SET TASK:
Copy out each line that includes the word "title".

DATASET CONTENT:
══════

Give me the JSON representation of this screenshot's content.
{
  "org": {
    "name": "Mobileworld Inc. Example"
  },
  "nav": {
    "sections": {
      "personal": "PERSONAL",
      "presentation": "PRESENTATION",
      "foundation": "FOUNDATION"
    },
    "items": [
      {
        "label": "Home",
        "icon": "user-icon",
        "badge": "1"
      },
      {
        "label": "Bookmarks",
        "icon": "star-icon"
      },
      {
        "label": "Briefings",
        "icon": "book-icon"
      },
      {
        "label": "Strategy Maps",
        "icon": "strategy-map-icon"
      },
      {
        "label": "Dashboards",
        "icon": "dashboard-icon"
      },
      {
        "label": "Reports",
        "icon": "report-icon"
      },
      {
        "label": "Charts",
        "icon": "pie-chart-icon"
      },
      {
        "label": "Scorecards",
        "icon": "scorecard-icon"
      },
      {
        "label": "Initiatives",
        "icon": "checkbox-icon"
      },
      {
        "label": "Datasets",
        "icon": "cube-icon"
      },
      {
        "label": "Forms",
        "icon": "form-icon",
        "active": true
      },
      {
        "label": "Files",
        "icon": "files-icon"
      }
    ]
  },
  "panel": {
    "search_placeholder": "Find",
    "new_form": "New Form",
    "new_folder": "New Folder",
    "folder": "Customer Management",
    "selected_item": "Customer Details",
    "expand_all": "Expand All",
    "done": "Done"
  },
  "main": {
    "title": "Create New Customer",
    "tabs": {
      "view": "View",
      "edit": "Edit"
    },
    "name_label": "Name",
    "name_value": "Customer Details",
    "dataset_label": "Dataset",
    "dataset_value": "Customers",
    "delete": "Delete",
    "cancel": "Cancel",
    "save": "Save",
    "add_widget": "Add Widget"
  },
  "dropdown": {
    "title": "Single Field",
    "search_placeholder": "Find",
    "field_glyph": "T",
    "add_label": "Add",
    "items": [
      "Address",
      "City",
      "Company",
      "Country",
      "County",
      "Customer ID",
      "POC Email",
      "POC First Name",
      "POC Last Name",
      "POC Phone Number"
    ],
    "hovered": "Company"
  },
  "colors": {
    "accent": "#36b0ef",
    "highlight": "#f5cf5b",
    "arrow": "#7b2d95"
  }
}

══════

REPLY TO THE TASK:
    "title": "Create New Customer",
    "title": "Single Field",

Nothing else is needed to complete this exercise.